In the records below, put each line from the line with "y-tick-label: 36 <box>29 175 43 188</box>" up to and including the line with "x-tick-label: 11DEC <box>64 267 104 280</box>" into a JSON list of strings, one string per line, leaving out blank lines.

>>>>>

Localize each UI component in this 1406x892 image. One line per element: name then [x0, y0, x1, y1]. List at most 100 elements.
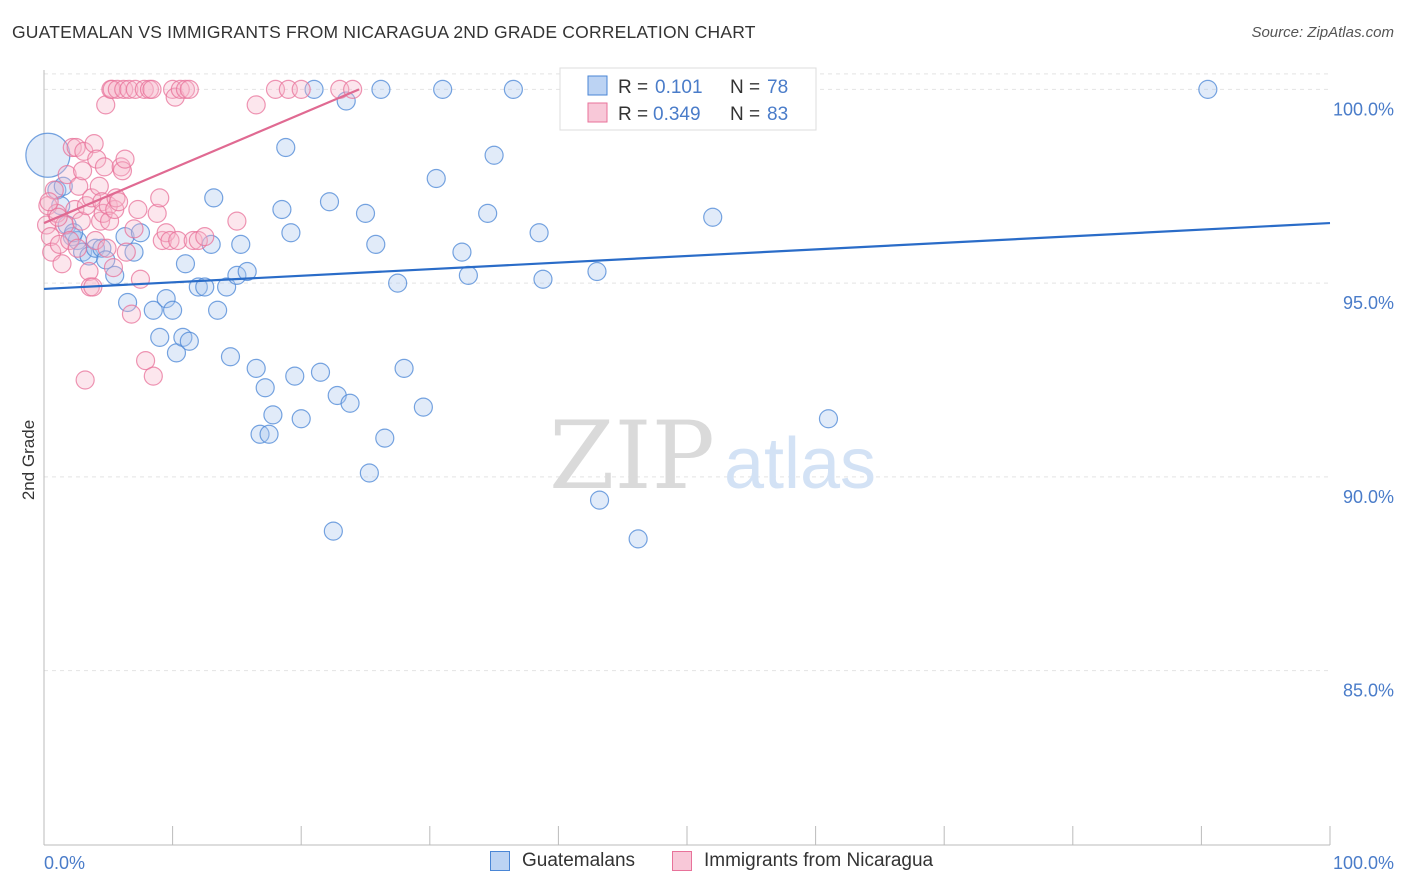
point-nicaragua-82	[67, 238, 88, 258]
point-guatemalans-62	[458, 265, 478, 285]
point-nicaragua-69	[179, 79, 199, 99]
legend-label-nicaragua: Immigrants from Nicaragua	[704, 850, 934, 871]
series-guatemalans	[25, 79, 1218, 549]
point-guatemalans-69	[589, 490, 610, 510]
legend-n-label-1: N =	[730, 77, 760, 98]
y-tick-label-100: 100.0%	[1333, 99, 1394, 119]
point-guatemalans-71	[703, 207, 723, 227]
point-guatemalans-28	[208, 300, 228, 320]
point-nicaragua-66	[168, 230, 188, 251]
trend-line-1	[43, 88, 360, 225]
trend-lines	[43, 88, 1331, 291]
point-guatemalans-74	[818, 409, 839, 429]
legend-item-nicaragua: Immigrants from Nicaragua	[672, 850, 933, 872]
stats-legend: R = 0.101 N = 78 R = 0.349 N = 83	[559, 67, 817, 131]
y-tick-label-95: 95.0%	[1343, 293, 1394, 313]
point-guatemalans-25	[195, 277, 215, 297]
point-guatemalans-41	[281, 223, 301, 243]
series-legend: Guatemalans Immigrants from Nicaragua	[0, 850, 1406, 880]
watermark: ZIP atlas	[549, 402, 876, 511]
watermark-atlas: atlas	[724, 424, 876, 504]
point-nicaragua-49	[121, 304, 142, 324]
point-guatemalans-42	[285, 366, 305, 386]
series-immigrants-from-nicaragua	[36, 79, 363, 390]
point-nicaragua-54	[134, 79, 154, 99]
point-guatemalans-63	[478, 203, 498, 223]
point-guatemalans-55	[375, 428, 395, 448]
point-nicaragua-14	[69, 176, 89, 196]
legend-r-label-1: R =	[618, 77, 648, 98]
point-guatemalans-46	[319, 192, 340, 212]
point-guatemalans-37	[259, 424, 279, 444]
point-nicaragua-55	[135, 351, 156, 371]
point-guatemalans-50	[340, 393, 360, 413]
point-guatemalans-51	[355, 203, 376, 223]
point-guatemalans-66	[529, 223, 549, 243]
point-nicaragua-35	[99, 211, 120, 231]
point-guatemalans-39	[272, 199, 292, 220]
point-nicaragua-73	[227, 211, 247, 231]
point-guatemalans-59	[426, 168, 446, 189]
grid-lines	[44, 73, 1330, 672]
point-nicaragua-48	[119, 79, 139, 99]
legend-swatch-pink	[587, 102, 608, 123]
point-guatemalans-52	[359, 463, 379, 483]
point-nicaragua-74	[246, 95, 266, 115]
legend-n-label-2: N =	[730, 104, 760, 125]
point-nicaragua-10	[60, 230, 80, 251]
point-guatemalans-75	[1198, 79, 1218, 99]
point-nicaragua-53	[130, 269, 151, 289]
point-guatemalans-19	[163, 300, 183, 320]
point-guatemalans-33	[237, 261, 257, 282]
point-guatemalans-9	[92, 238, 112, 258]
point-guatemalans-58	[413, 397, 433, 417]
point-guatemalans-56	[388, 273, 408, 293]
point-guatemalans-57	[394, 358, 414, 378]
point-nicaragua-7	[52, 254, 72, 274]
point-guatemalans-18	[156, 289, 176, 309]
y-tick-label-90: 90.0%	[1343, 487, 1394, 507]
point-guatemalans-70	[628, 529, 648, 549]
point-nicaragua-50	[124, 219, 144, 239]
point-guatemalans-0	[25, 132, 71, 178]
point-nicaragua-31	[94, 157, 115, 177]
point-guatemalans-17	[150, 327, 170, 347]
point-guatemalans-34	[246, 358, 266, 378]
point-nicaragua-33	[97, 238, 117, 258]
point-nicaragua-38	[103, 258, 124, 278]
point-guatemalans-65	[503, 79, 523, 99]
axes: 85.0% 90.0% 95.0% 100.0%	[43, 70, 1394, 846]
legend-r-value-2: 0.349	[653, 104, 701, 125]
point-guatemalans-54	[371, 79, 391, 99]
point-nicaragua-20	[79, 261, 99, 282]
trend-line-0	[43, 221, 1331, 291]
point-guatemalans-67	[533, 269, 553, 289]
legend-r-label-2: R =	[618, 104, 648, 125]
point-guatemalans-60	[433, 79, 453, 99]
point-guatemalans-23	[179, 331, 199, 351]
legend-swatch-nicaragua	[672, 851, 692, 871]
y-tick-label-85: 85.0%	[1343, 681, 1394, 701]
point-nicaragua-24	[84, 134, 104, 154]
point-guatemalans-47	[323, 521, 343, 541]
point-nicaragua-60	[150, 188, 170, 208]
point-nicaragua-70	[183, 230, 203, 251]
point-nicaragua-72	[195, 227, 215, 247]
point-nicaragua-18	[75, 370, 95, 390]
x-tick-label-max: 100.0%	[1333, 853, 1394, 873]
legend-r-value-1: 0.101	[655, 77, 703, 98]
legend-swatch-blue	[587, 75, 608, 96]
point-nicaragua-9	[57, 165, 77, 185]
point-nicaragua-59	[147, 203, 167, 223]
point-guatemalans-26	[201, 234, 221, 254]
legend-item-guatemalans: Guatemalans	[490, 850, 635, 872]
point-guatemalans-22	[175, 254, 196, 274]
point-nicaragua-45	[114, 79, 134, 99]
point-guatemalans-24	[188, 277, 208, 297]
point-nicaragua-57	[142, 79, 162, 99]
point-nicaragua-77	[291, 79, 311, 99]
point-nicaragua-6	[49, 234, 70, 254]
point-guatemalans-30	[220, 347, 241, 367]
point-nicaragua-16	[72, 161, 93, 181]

<<<<<
>>>>>

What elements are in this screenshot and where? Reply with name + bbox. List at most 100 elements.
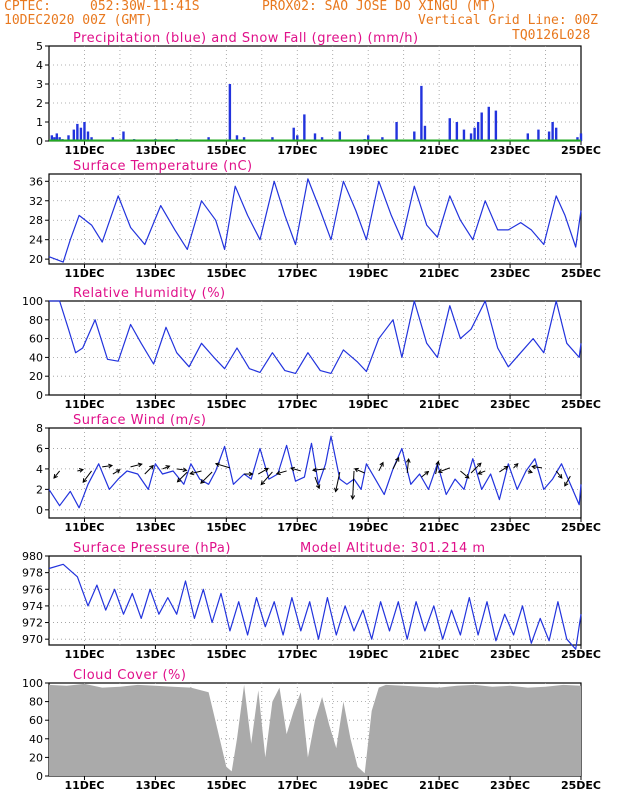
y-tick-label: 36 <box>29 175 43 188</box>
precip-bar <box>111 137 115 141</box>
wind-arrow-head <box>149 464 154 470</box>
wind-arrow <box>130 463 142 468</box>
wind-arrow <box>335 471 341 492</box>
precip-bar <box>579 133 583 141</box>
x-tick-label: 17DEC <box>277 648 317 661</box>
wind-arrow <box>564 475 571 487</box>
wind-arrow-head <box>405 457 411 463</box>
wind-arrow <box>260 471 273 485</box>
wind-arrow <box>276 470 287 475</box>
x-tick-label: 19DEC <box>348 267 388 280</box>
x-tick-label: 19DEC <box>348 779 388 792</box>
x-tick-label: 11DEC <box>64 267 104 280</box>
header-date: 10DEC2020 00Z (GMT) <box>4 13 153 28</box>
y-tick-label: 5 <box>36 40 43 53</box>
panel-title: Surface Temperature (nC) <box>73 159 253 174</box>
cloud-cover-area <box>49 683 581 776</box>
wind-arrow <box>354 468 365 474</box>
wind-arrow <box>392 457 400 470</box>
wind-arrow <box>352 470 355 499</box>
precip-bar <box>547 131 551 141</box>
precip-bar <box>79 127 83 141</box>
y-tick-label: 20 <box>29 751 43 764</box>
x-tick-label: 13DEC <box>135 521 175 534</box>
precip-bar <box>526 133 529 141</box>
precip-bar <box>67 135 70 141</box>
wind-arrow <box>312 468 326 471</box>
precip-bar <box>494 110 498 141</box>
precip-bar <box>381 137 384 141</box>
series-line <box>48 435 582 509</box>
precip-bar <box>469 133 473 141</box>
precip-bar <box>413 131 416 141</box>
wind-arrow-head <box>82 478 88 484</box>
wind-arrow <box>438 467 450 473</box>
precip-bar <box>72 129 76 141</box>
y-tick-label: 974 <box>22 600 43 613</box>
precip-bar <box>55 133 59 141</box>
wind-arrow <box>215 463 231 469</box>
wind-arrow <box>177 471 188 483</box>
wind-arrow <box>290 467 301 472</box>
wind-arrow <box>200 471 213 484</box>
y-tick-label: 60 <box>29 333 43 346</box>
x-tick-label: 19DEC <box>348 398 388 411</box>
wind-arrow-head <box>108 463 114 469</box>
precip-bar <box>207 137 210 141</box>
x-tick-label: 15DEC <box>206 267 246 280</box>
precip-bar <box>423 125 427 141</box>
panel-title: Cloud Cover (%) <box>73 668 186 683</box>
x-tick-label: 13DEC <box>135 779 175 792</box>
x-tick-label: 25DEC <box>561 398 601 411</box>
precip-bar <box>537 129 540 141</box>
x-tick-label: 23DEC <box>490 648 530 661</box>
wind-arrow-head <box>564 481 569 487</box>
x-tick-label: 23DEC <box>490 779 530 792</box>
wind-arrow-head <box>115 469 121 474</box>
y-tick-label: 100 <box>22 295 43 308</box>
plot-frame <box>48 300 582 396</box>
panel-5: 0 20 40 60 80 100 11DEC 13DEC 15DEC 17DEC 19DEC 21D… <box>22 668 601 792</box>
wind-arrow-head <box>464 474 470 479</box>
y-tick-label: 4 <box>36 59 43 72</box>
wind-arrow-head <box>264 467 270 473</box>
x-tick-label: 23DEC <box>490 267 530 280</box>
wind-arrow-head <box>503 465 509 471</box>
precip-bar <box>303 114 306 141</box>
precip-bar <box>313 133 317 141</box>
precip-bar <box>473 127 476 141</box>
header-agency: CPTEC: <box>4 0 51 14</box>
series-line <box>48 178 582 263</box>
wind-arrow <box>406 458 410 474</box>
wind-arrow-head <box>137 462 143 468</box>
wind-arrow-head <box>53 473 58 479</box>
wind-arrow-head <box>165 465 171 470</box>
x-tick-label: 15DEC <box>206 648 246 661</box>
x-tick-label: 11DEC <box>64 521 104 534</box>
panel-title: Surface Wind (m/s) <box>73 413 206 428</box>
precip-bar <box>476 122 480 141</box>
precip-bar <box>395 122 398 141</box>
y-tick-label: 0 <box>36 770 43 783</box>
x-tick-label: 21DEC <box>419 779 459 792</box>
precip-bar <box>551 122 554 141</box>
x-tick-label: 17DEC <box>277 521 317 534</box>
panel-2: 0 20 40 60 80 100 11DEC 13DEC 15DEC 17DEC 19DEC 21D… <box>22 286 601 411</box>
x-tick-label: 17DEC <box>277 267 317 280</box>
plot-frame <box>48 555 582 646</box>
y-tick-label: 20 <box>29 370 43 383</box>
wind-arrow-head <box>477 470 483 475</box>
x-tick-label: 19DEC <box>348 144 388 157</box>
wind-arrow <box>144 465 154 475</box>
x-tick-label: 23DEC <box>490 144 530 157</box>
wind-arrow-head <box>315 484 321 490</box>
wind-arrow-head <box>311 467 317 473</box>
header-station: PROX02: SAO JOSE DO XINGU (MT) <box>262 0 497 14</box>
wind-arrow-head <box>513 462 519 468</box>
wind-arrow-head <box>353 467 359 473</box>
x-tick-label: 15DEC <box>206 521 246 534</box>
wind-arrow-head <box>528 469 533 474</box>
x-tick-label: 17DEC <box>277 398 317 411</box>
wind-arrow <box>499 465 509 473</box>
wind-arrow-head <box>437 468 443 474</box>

<<<<<

## Reply
[
  "y-tick-label: 36 <box>29 175 43 188</box>",
  "precip-bar <box>111 137 115 141</box>",
  "wind-arrow-head <box>149 464 154 470</box>",
  "wind-arrow <box>130 463 142 468</box>",
  "wind-arrow <box>335 471 341 492</box>",
  "precip-bar <box>579 133 583 141</box>",
  "x-tick-label: 17DEC <box>277 648 317 661</box>",
  "wind-arrow <box>564 475 571 487</box>",
  "wind-arrow-head <box>405 457 411 463</box>",
  "wind-arrow <box>260 471 273 485</box>",
  "wind-arrow <box>276 470 287 475</box>",
  "x-tick-label: 19DEC <box>348 267 388 280</box>",
  "x-tick-label: 19DEC <box>348 779 388 792</box>",
  "x-tick-label: 11DEC <box>64 267 104 280</box>"
]